Records for the task
□ □ □ □ □ □ □

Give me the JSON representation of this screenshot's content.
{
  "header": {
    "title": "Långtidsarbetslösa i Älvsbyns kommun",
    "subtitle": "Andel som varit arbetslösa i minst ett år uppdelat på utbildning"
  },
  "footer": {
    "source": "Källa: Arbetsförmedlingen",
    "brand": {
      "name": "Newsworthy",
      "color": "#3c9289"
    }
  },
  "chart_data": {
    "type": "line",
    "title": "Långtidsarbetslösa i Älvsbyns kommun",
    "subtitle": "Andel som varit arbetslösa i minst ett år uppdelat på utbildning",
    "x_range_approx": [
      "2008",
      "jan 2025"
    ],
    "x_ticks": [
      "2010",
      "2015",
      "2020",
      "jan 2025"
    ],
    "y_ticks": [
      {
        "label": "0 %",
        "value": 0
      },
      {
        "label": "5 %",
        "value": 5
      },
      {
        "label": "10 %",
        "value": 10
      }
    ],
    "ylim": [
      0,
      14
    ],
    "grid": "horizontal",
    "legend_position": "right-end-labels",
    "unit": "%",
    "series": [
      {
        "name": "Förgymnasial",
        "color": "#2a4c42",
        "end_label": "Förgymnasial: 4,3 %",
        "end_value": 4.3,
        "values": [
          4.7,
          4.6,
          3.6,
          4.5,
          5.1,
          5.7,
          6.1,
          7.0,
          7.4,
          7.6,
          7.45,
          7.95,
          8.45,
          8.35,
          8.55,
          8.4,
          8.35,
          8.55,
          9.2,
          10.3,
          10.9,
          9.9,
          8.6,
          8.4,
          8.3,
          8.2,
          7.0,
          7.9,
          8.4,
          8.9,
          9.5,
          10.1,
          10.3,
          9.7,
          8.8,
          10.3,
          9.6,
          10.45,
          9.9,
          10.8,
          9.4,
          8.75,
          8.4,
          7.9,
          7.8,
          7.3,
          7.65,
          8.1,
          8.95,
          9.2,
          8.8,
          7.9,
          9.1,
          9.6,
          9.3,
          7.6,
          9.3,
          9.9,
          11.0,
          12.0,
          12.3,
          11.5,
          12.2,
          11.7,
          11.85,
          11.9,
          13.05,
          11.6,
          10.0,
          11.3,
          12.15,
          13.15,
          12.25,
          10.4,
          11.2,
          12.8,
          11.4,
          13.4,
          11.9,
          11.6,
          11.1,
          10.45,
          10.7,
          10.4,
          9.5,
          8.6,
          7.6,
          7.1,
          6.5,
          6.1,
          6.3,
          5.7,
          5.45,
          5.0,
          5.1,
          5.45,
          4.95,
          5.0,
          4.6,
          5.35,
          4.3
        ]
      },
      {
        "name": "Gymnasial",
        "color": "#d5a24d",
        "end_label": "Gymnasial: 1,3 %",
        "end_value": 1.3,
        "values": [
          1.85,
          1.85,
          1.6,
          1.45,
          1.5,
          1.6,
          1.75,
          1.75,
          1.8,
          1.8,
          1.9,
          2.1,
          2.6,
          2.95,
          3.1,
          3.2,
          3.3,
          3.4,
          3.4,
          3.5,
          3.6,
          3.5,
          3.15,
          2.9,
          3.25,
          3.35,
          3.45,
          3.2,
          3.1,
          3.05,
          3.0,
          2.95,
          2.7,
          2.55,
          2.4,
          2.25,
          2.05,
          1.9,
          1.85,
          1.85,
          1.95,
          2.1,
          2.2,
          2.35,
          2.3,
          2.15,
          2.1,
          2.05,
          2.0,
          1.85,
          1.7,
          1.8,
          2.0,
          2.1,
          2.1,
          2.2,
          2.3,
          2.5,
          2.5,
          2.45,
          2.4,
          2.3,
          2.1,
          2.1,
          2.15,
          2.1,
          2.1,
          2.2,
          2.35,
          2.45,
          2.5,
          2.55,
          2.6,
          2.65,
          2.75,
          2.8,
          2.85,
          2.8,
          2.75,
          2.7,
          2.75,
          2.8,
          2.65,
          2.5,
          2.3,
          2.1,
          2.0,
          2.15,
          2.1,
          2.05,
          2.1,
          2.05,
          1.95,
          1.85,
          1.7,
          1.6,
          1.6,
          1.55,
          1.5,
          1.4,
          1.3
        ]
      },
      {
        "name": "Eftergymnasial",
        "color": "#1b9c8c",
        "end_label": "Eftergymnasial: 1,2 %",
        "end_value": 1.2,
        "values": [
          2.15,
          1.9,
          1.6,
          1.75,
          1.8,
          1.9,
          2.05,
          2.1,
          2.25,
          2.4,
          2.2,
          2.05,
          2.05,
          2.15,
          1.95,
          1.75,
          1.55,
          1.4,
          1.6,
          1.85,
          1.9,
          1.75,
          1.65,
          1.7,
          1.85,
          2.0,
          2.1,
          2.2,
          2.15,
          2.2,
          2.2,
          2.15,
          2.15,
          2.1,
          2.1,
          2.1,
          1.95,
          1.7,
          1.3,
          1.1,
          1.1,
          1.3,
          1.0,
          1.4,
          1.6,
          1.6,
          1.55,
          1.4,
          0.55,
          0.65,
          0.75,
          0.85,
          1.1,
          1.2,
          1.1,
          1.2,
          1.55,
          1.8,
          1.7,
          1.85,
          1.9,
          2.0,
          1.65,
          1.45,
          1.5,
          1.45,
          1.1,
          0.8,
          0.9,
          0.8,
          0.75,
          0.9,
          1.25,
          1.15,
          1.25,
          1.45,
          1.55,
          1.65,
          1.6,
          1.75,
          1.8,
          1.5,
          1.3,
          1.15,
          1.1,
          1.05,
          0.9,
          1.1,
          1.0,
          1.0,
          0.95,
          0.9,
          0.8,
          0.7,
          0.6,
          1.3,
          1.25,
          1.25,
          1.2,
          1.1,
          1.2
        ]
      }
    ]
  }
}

□ □ □ □ □ □ □

In the records shown above, how many lines include the word "name"? Answer with the number only.

4